(Your task)
Copy out the passage on Virtua Striker in full, word for word.

(Given text)

================================

Just as two drunks swinging at each other in a pub car-park lacks the finesse, and fireballs, of Street Fighter, so too does Virtua Striker eschew reality in search of a game worthy of the arcades. Many of the criticisms of Virtua Striker make little sense given its arcade home. Reviews mention how Virtua Striker’s virtual players must go through several frames of animation before they can pass or shoot, making free-flowing football hard to achieve. However, this not only guarantees the drama of rapid turnovers and the generation of chances, but as a criticism it is akin to complaining that the hard-punch button in Street Fighter cannot simply be mashed to victory. Just as one must judge when to use an animation-heavy punch that leaves you open in fighting games, one must also determine when it is safe to pass to a player or pass into space. Failing to do this cedes possession as swiftly as a submissive cuckold surrenders his partner.

================================

(Data for analysis)
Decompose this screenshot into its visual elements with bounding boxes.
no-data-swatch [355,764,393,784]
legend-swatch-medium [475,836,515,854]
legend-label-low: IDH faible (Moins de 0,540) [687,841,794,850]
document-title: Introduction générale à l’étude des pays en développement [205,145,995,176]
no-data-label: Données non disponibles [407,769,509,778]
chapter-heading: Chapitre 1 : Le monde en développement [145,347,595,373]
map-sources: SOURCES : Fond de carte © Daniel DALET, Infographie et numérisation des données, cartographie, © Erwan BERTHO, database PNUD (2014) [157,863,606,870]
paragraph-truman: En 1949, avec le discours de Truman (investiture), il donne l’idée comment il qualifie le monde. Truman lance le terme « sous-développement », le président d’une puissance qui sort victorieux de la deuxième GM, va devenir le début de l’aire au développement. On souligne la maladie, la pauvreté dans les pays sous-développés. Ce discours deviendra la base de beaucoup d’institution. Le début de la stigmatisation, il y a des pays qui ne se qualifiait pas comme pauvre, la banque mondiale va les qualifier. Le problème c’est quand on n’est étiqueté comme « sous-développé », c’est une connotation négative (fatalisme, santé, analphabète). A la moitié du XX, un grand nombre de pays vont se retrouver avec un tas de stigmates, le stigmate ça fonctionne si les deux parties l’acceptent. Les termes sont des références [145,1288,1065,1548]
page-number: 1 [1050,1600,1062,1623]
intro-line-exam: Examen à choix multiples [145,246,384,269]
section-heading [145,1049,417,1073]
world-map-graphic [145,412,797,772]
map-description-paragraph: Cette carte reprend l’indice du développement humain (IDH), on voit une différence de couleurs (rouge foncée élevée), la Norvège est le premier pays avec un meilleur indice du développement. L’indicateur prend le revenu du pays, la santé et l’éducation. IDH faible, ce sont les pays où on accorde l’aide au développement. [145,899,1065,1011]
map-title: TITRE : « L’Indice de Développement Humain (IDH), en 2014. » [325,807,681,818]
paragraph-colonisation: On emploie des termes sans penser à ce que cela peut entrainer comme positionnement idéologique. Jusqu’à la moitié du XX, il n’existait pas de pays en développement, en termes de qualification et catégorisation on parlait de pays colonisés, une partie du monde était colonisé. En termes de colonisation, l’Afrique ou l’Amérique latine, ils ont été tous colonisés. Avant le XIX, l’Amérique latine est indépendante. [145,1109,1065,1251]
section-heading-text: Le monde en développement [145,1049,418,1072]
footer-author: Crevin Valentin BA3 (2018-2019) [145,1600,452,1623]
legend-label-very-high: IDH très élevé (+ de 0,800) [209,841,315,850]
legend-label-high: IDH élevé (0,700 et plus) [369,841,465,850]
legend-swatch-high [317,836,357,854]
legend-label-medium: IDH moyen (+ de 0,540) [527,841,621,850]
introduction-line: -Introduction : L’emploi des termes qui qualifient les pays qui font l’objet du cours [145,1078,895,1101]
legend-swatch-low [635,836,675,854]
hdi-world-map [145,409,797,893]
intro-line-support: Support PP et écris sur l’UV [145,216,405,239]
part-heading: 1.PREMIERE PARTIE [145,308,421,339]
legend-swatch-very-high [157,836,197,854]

================================

(Result of this exercise)
Just as two drunks swinging at each other in a pub car-park lacks the finesse, and fireballs, of Street Fighter, so too does Virtua Striker eschew reality in search of a game worthy of the arcades. Many of the criticisms of Virtua Striker make little sense given its arcade home. Reviews mention how Virtua Striker’s virtual players must go through several frames of animation before they can pass or shoot, making free-flowing football hard to achieve. However, this not only guarantees the drama of rapid turnovers and the generation of chances, but as a criticism it is akin to complaining that the hard-punch button in Street Fighter cannot simply be mashed to victory. Just as one must judge when to use an animation-heavy punch that leaves you open in fighting games, one must also determine when it is safe to pass to a player or pass into space. Failing to do this cedes possession as swiftly as a submissive cuckold surrenders his partner.